What is asked: From the listing below, select every line where the word "document" appears.

━━━━━ Records shown

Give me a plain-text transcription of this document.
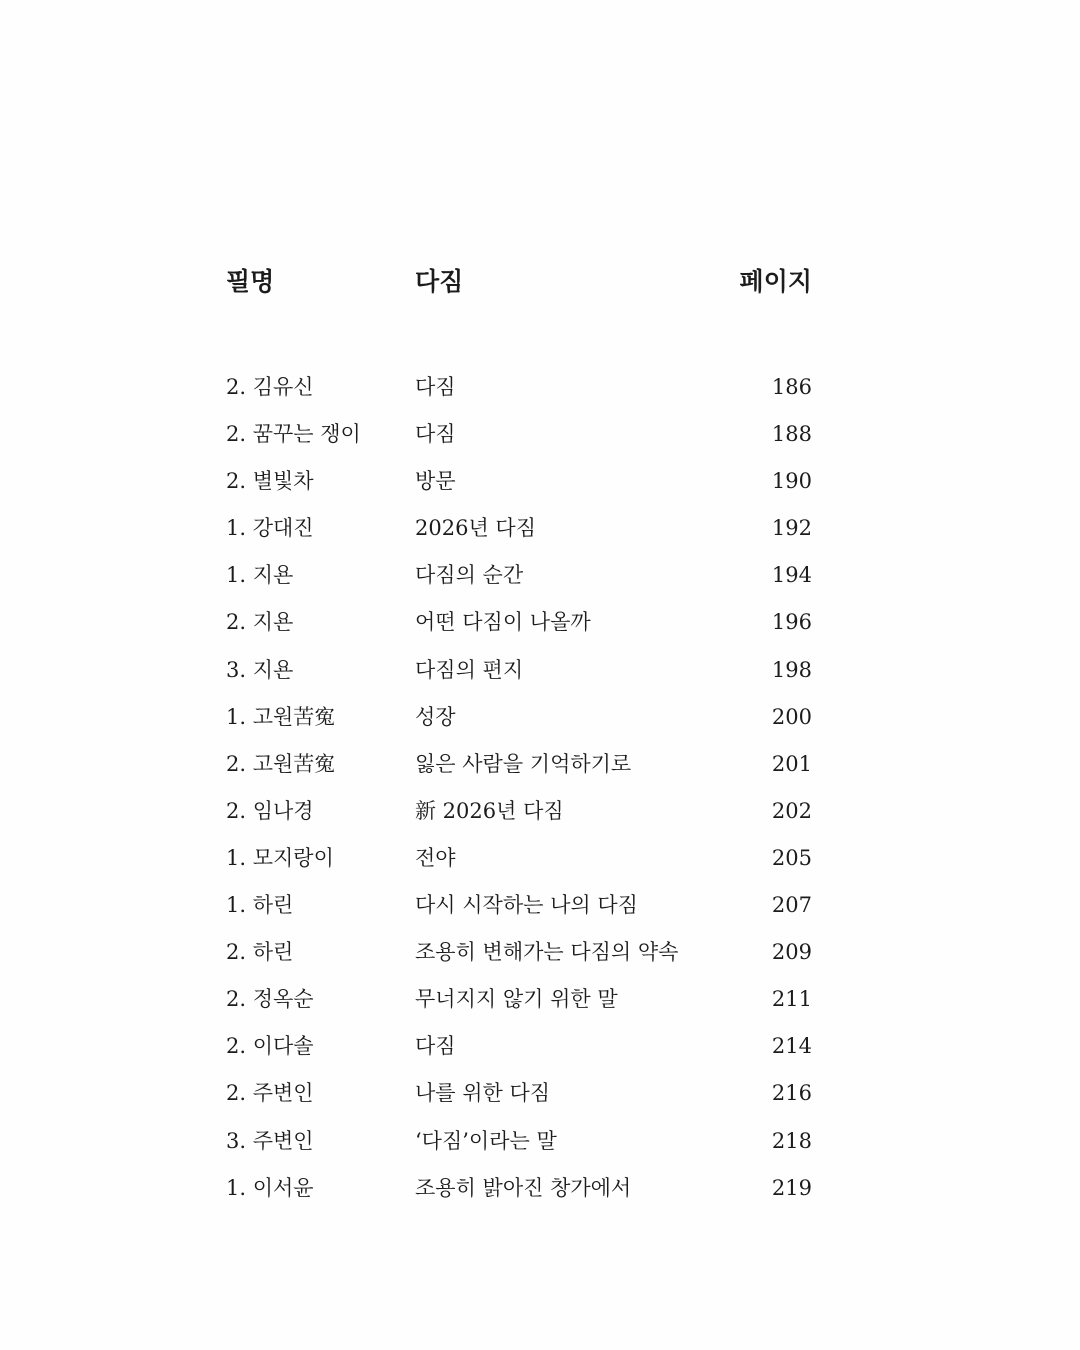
필명	다짐	페이지
2. 김유신	다짐	186
2. 꿈꾸는 쟁이	다짐	188
2. 별빛차	방문	190
1. 강대진	2026년 다짐	192
1. 지욘	다짐의 순간	194
2. 지욘	어떤 다짐이 나올까	196
3. 지욘	다짐의 편지	198
1. 고원苦寃	성장	200
2. 고원苦寃	잃은 사람을 기억하기로	201
2. 임나경	新 2026년 다짐	202
1. 모지랑이	전야	205
1. 하린	다시 시작하는 나의 다짐	207
2. 하린	조용히 변해가는 다짐의 약속	209
2. 정옥순	무너지지 않기 위한 말	211
2. 이다솔	다짐	214
2. 주변인	나를 위한 다짐	216
3. 주변인	‘다짐’이라는 말	218
1. 이서윤	조용히 밝아진 창가에서	219
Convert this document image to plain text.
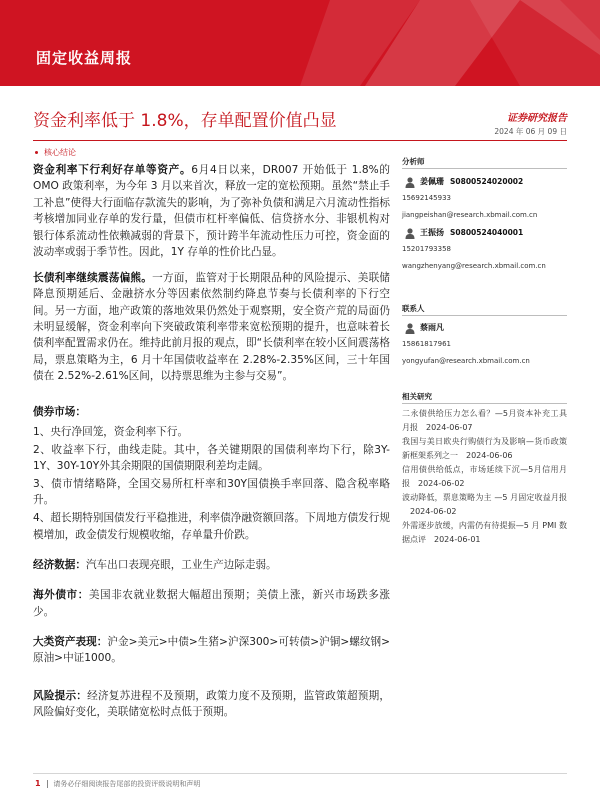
固定收益周报
资金利率低于 1.8%，存单配置价值凸显	证券研究报告
2024 年 06 月 09 日
核心结论

资金利率下行利好存单等资产。6月4日以来，DR007 开始低于 1.8%的 OMO 政策利率，为今年 3 月以来首次，释放一定的宽松预期。虽然“禁止手工补息”使得大行面临存款流失的影响，为了弥补负债和满足六月流动性指标考核增加同业存单的发行量，但债市杠杆率偏低、信贷挤水分、非银机构对银行体系流动性依赖减弱的背景下，预计跨半年流动性压力可控，资金面的波动率或弱于季节性。因此，1Y 存单的性价比凸显。

长债利率继续震荡偏熊。一方面，监管对于长期限品种的风险提示、美联储降息预期延后、金融挤水分等因素依然制约降息节奏与长债利率的下行空间。另一方面，地产政策的落地效果仍然处于观察期，安全资产荒的局面仍未明显缓解，资金利率向下突破政策利率带来宽松预期的提升，也意味着长债利率配置需求仍在。维持此前月报的观点，即“长债利率在较小区间震荡格局，票息策略为主，6 月十年国债收益率在 2.28%-2.35%区间，三十年国债在 2.52%-2.61%区间，以持票思维为主参与交易”。

债券市场：

1、央行净回笼，资金利率下行。

2、收益率下行，曲线走陡。其中，各关键期限的国债利率均下行，除3Y-1Y、30Y-10Y外其余期限的国债期限利差均走阔。

3、债市情绪略降，全国交易所杠杆率和30Y国债换手率回落、隐含税率略升。

4、超长期特别国债发行平稳推进，利率债净融资额回落。下周地方债发行规模增加，政金债发行规模收缩，存单量升价跌。

经济数据：汽车出口表现亮眼，工业生产边际走弱。

海外债市：美国非农就业数据大幅超出预期；美债上涨，新兴市场跌多涨少。

大类资产表现：沪金>美元>中债>生猪>沪深300>可转债>沪铜>螺纹钢>原油>中证1000。

风险提示：经济复苏进程不及预期，政策力度不及预期，监管政策超预期，风险偏好变化，美联储宽松时点低于预期。

分析师
姜佩珊 S0800524020002
15692145933
jiangpeishan@research.xbmail.com.cn
王振扬 S0800524040001
15201793358
wangzhenyang@research.xbmail.com.cn
联系人
蔡雨凡
15861817961
yongyufan@research.xbmail.com.cn
相关研究
二永债供给压力怎么看？—5月资本补充工具月报 2024-06-07
我国与美日欧央行购债行为及影响—货币政策新框架系列之一 2024-06-06
信用债供给低点，市场延续下沉—5月信用月报 2024-06-02
波动降低，票息策略为主 —5 月固定收益月报2024-06-02
外需逐步放缓，内需仍有待提振—5 月 PMI 数据点评 2024-06-01
1 请务必仔细阅读报告尾部的投资评级说明和声明
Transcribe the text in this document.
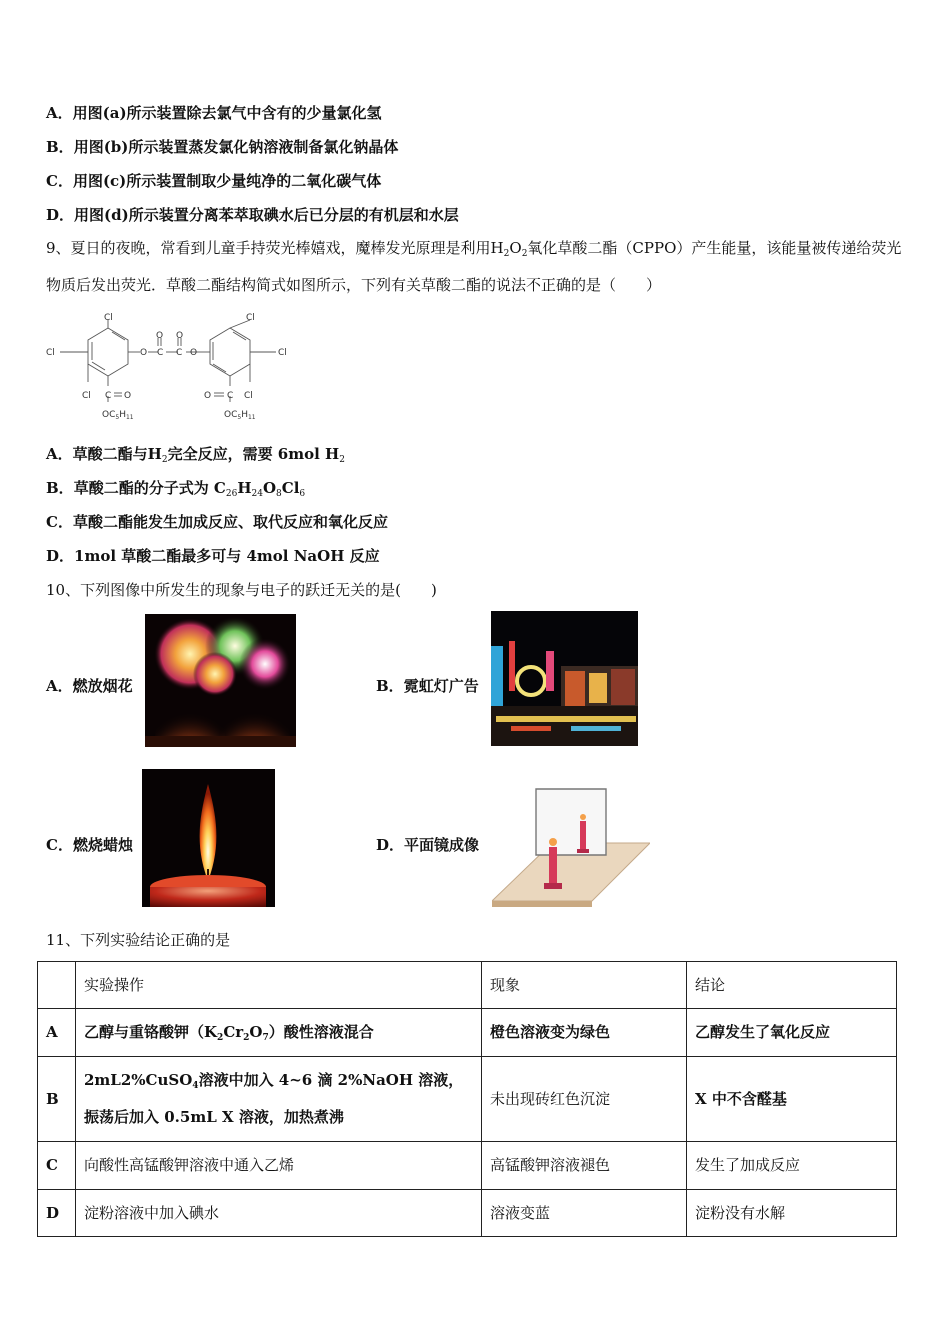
A．用图(a)所示装置除去氯气中含有的少量氯化氢
B．用图(b)所示装置蒸发氯化钠溶液制备氯化钠晶体
C．用图(c)所示装置制取少量纯净的二氧化碳气体
D．用图(d)所示装置分离苯萃取碘水后已分层的有机层和水层
9、夏日的夜晚，常看到儿童手持荧光棒嬉戏，魔棒发光原理是利用$H_2O_2$氧化草酸二酯（CPPO）产生能量，该能量被传递给荧光物质后发出荧光．草酸二酯结构简式如图所示，下列有关草酸二酯的说法不正确的是（　　）
Cl	Cl
Cl	Cl
O	O
O O
C C
Cl C O	O C Cl
$OC_5H_{11}$	$OC_5H_{11}$
A．草酸二酯与$H_2$完全反应，需要 6mol $H_2$
B．草酸二酯的分子式为 $C_{26}H_{24}O_8Cl_6$
C．草酸二酯能发生加成反应、取代反应和氧化反应
D．1mol 草酸二酯最多可与 4mol NaOH 反应
10、下列图像中所发生的现象与电子的跃迁无关的是(　　)
A．燃放烟花	B．霓虹灯广告
C．燃烧蜡烛	D．平面镜成像
11、下列实验结论正确的是
	实验操作	现象	结论
A	乙醇与重铬酸钾$(K_2Cr_2O_7)$酸性溶液混合	橙色溶液变为绿色	乙醇发生了氧化反应
B	2mL2%CuSO$_4$溶液中加入 4~6 滴 2%NaOH 溶液，振荡后加入 0.5mL X 溶液，加热煮沸	未出现砖红色沉淀	X 中不含醛基
C	向酸性高锰酸钾溶液中通入乙烯	高锰酸钾溶液褪色	发生了加成反应
D	淀粉溶液中加入碘水	溶液变蓝	淀粉没有水解
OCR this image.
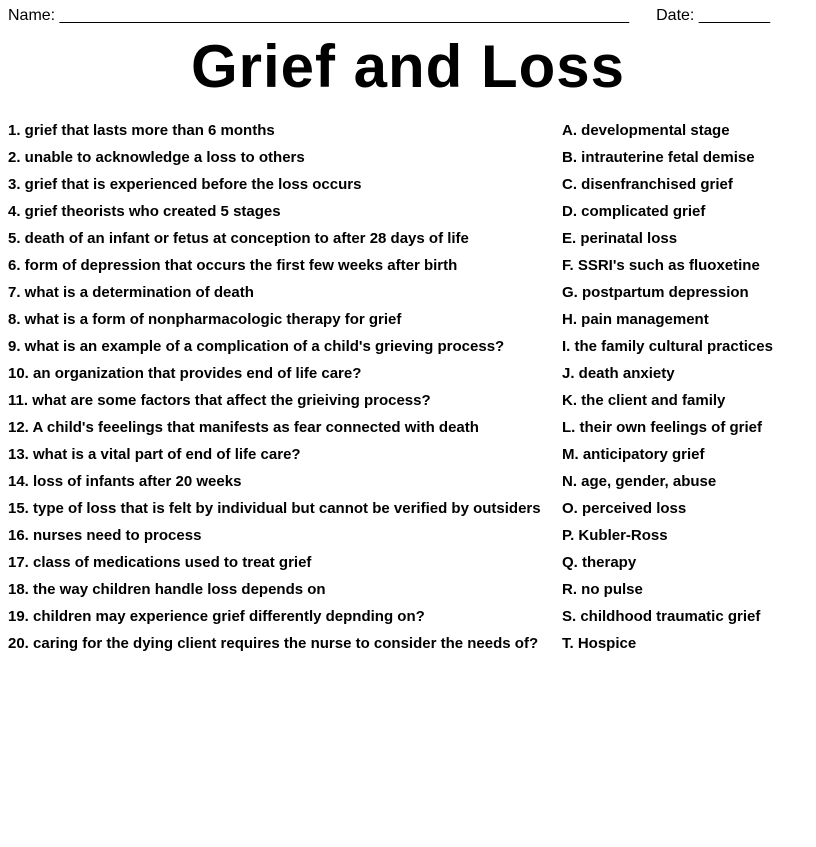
Name: ________________________________________________________________ Date: ________
Grief and Loss
1. grief that lasts more than 6 months	A. developmental stage
2. unable to acknowledge a loss to others	B. intrauterine fetal demise
3. grief that is experienced before the loss occurs	C. disenfranchised grief
4. grief theorists who created 5 stages	D. complicated grief
5. death of an infant or fetus at conception to after 28 days of life	E. perinatal loss
6. form of depression that occurs the first few weeks after birth	F. SSRI's such as fluoxetine
7. what is a determination of death	G. postpartum depression
8. what is a form of nonpharmacologic therapy for grief	H. pain management
9. what is an example of a complication of a child's grieving process?	I. the family cultural practices
10. an organization that provides end of life care?	J. death anxiety
11. what are some factors that affect the grieiving process?	K. the client and family
12. A child's feeelings that manifests as fear connected with death	L. their own feelings of grief
13. what is a vital part of end of life care?	M. anticipatory grief
14. loss of infants after 20 weeks	N. age, gender, abuse
15. type of loss that is felt by individual but cannot be verified by outsiders	O. perceived loss
16. nurses need to process	P. Kubler-Ross
17. class of medications used to treat grief	Q. therapy
18. the way children handle loss depends on	R. no pulse
19. children may experience grief differently depnding on?	S. childhood traumatic grief
20. caring for the dying client requires the nurse to consider the needs of?	T. Hospice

━━━━━━━━━━

Exercise solution:
Give me a plain-text transcription of this document.
Convert this document image to plain text.
Transcribe the text in this document.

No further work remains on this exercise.